→ Problems:
A. In the carbon tax article, by what percentage did the researchers aim to cut greenhouse gas emissions from electricity generation by 2040?
B. Copy the carbon tax article starting at "The analysis published" and ending at "address climate change.", swapping "piecemeal" for "incremental".

Closeup of a calculator and pen resting on top of a paper with a bar chart.

A carbon tax would be more economically efficient for curbing greenhouse gas emissions from electricity by 2040 than renewable portfolio standards or production tax credits, according to a recent report.

The analysis published last month by Ohio State University researchers highlights the contrast between what would be least costly from an economic standpoint and how politicians have favored piecemeal steps to address climate change.

So far, the United States has shied away from a carbon tax. Under a tax, the market price of fossil fuel generation would increase to reflect the health, climate and other social impacts that polluters currently shift to the public.

Instead, the federal government has used production tax credits. And various states have renewable portfolio standards. Ohio was among those states, but its clean energy standards were gutted by House Bill 6, the passage of which is now the focus of a federal corruption case.

The researchers compared the costs of those three potential policy solutions for cutting greenhouse gas emissions from electricity generation by 80% by 2040. Getting to an energy mix that would provide that result would cost less with a carbon tax than either renewable portfolio standards or production tax credits, the team reported in the journal Energy Markets.

“Unsurprisingly, we found that the policy mechanisms that we are willing to use are relatively expensive,” compared to the carbon tax that politicians have so far been unwilling to impose, said economist Ramteen Sioshansi at Ohio State.

A well-calculated carbon tax would make the costs of fossil fuel use obvious and apparent, by making energy prices reflect the emissions’ cost to society. In contrast, the higher costs of production tax credits and renewable portfolio standards are not as directly apparent.

Production tax credits reduce total tax liability for a share of the cost of certain clean energy investments. They can be viewed either as partial compensation for public benefit provided by the investments or as subsidies to encourage those investments. But people don’t see them as part of their energy bill.

Renewable portfolio standards require a certain percentage of generation from renewable sources. The standards can help spur demand for renewable energy, but let the market determine which renewable resources will be procured.

→ Dataset entries:
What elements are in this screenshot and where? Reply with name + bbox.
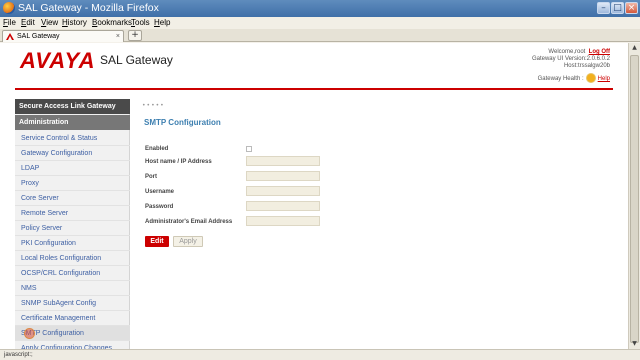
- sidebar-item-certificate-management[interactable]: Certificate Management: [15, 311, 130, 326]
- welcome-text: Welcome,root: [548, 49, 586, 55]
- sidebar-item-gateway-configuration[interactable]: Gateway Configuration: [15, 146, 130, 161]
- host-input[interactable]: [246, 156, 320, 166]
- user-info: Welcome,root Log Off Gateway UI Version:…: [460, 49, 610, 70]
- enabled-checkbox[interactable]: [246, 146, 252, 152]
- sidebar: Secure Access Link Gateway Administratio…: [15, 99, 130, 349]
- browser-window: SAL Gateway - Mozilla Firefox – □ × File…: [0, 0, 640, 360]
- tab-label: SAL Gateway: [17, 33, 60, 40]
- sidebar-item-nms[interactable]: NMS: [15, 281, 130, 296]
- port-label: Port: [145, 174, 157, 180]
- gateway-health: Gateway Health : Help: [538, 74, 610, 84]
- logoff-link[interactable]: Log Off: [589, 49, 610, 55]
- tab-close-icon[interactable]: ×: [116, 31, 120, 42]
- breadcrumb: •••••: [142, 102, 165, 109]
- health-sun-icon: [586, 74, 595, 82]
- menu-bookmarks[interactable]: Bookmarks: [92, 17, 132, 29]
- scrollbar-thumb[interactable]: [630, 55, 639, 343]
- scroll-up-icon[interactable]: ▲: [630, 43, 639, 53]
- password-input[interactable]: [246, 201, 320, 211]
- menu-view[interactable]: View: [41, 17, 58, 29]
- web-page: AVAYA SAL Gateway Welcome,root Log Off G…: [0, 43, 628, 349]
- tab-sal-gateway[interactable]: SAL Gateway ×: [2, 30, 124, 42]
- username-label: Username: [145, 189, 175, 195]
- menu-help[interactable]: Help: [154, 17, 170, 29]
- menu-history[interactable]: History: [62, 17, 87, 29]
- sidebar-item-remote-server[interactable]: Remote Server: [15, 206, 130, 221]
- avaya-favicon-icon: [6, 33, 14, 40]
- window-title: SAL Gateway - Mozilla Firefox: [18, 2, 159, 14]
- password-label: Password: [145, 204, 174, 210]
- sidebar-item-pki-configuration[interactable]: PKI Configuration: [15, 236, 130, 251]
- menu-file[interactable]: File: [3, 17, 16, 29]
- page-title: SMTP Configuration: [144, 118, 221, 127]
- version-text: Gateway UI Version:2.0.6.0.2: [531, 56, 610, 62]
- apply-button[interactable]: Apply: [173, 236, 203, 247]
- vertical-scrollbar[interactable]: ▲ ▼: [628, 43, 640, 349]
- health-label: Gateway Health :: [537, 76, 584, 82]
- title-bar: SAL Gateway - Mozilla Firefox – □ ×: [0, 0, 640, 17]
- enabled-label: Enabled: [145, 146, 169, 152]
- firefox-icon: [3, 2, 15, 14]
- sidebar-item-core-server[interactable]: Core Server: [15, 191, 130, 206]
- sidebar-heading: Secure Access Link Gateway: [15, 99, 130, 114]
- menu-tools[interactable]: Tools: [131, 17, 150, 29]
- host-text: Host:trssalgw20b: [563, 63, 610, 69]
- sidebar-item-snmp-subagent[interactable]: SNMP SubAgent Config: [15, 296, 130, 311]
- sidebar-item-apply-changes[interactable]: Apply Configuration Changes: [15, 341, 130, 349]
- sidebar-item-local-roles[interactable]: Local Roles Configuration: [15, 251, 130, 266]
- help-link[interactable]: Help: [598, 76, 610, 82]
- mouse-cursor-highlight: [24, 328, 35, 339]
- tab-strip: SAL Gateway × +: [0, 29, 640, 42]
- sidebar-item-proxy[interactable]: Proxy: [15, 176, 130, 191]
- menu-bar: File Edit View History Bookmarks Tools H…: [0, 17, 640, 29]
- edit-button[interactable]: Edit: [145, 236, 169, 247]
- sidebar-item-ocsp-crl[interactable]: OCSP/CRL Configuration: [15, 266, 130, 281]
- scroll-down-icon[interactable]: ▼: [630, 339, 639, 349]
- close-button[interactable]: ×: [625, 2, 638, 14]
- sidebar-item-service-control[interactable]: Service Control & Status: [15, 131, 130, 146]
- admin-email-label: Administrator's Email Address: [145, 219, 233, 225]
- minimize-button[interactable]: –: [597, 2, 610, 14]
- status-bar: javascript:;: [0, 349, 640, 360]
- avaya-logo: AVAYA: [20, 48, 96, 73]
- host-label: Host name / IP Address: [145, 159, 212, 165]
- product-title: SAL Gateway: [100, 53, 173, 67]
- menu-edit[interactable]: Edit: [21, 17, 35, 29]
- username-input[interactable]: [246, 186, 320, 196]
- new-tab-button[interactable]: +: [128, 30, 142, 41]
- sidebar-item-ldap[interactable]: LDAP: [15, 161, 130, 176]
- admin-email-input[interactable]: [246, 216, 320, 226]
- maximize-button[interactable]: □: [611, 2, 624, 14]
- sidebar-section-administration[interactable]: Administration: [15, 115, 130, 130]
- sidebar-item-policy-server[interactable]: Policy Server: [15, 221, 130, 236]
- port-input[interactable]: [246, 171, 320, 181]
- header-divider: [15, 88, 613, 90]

→ Outputs in order:
A. 80%

B.
The analysis published last month by Ohio State University researchers highlights the contrast between what would be least costly from an economic standpoint and how politicians have favored incremental steps to address climate change.